Task requirements
Find every line with the word "Книги". Copy those lines.

Data
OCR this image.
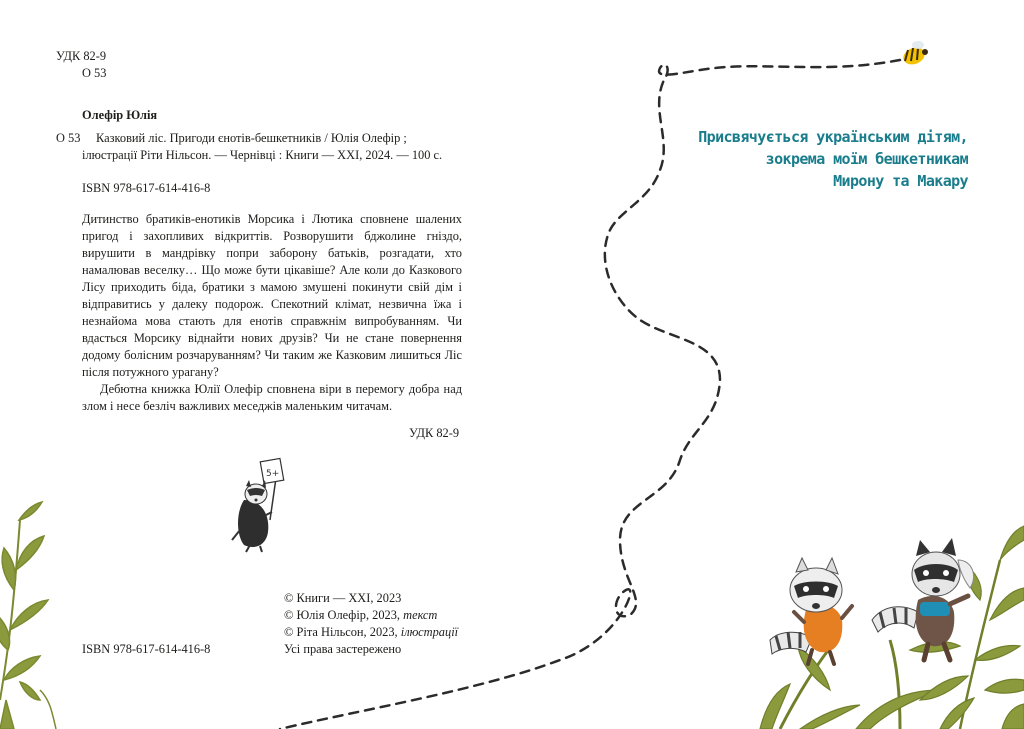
УДК 82-9
О 53
Олефір Юлія
О 53 Казковий ліс. Пригоди єнотів-бешкетників / Юлія Олефір ;
ілюстрації Ріти Нільсон. — Чернівці : Книги — ХХІ, 2024. — 100 с.
ISBN 978-617-614-416-8

Дитинство братиків-енотиків Морсика і Лютика сповнене шалених пригод і захопливих відкриттів. Розворушити бджолине гніздо, вирушити в мандрівку попри заборону батьків, розгадати, хто намалював веселку… Що може бути цікавіше? Але коли до Казкового Лісу приходить біда, братики з мамою змушені покинути свій дім і відправитись у далеку подорож. Спекотний клімат, незвична їжа і незнайома мова стають для енотів справжнім випробуванням. Чи вдасться Морсику віднайти нових друзів? Чи не стане повернення додому болісним розчаруванням? Чи таким же Казковим лишиться Ліс після потужного урагану?

Дебютна книжка Юлії Олефір сповнена віри в перемогу добра над злом і несе безліч важливих меседжів маленьким читачам.

УДК 82-9
© Книги — ХХІ, 2023
© Юлія Олефір, 2023, текст
© Ріта Нільсон, 2023, ілюстрації
ISBN 978-617-614-416-8	Усі права застережено
5+
Присвячується українським дітям,
зокрема моїм бешкетникам
Мирону та Макару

Reply to the task
ілюстрації Ріти Нільсон. — Чернівці : Книги — ХХІ, 2024. — 100 с.
© Книги — ХХІ, 2023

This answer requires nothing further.